Count every line of the material that holds the string "Starting". Respond with the total only.
# # # # # # #
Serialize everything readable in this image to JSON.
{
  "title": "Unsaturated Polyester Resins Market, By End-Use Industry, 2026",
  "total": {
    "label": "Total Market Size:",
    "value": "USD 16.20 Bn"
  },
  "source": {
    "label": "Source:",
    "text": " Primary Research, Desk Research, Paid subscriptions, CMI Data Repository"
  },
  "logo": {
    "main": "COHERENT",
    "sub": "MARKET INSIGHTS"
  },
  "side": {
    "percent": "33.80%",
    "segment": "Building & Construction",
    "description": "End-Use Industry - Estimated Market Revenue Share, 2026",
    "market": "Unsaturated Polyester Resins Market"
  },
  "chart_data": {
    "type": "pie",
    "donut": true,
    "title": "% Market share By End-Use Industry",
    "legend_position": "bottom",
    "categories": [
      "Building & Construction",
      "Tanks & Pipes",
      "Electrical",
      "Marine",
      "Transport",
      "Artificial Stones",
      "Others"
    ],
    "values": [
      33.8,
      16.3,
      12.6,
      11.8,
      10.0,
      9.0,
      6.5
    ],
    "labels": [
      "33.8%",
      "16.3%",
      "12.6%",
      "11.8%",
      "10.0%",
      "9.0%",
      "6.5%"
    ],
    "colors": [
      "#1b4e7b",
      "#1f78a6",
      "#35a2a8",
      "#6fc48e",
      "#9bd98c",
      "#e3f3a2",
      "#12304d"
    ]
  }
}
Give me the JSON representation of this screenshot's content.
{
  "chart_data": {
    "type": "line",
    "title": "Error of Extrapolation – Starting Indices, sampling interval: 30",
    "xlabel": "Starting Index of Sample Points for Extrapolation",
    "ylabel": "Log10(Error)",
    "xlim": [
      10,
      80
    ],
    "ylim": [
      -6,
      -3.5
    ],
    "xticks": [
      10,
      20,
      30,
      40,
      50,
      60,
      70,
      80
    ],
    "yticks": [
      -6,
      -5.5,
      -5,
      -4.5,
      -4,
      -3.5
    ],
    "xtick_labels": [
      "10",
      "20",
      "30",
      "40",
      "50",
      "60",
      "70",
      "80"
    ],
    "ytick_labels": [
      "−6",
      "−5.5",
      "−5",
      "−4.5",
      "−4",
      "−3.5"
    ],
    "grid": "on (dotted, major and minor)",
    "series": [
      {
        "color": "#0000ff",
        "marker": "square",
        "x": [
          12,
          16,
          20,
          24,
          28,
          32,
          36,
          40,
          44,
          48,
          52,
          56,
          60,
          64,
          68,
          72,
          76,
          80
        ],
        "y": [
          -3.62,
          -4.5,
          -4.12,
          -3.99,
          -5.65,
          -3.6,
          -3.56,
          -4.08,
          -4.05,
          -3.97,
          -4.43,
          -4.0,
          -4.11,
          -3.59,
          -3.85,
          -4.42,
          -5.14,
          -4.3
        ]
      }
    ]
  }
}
# # # # # # #
**Exercise response**
2